• [TASK GOAL]: Each line that holds the word "color" counts once. Give the total number of such lines and nothing else.

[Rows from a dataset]
★ ★ ★

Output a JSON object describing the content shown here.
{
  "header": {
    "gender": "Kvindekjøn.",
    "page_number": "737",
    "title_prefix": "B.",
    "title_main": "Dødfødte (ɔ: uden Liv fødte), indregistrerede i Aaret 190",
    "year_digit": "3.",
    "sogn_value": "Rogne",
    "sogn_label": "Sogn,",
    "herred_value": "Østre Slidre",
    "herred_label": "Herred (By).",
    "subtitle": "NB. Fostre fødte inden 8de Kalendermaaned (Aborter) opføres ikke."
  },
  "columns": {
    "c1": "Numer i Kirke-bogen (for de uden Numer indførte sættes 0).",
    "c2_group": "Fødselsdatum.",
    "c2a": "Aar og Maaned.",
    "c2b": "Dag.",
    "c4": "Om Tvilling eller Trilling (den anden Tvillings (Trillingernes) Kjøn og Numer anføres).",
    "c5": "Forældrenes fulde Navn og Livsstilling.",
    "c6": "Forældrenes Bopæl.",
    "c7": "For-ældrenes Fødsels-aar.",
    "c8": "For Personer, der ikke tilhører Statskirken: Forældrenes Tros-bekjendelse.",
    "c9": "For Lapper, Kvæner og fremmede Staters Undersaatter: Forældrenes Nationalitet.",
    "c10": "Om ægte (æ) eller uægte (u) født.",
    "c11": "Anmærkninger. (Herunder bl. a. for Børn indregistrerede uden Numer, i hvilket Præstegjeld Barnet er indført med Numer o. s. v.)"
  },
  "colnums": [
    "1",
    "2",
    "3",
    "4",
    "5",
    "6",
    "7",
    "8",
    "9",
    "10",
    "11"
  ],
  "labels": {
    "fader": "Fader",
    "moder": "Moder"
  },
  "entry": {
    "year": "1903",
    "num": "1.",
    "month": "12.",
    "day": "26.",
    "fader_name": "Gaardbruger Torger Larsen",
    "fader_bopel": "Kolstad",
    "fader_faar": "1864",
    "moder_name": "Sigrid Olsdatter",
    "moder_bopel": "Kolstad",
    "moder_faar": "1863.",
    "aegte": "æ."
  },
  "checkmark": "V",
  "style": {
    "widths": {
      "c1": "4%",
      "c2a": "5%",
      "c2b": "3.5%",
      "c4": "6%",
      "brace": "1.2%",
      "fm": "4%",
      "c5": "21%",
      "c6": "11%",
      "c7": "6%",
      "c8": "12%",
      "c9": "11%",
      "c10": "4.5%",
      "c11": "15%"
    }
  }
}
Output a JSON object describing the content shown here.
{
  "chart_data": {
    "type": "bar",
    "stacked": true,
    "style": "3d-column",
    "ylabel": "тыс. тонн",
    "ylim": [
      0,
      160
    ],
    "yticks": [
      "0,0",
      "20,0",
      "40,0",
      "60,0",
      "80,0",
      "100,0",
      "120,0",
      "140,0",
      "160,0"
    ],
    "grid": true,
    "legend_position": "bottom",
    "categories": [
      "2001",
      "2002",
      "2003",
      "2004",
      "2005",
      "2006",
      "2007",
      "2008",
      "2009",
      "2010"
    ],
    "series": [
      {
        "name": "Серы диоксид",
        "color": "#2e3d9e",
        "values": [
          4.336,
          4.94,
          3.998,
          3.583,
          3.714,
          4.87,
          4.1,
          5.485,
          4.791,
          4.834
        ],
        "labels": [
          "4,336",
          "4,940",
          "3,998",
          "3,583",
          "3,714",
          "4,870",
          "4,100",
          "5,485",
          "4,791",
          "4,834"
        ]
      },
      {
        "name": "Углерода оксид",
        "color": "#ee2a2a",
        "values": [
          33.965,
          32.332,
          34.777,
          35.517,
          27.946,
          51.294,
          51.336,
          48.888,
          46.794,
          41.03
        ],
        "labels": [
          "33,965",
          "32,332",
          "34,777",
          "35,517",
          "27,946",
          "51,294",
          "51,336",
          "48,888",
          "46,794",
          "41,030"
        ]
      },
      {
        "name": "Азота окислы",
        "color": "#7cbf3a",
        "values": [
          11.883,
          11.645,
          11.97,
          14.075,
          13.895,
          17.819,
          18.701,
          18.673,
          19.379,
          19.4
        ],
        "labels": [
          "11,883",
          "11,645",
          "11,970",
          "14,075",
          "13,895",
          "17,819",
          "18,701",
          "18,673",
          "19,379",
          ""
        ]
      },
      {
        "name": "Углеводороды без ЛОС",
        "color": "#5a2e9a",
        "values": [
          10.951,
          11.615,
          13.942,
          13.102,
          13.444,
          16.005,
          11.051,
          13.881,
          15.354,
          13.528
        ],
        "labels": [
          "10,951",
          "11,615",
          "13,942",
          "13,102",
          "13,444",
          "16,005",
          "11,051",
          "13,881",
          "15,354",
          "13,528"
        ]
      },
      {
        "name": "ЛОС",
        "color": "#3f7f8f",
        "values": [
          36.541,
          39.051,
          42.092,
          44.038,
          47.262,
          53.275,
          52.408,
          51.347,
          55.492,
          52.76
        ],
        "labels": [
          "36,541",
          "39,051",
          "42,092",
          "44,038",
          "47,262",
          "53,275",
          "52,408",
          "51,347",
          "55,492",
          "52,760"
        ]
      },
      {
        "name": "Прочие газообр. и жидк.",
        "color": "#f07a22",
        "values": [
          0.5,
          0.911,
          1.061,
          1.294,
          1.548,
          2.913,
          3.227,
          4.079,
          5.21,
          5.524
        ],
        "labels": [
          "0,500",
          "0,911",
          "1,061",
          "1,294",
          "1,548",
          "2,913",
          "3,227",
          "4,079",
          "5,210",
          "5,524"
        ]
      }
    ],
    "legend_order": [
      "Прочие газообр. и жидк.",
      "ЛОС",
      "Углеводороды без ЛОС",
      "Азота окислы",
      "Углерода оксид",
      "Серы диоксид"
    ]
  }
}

★ ★ ★

• [WRITTEN ANSWER]: 6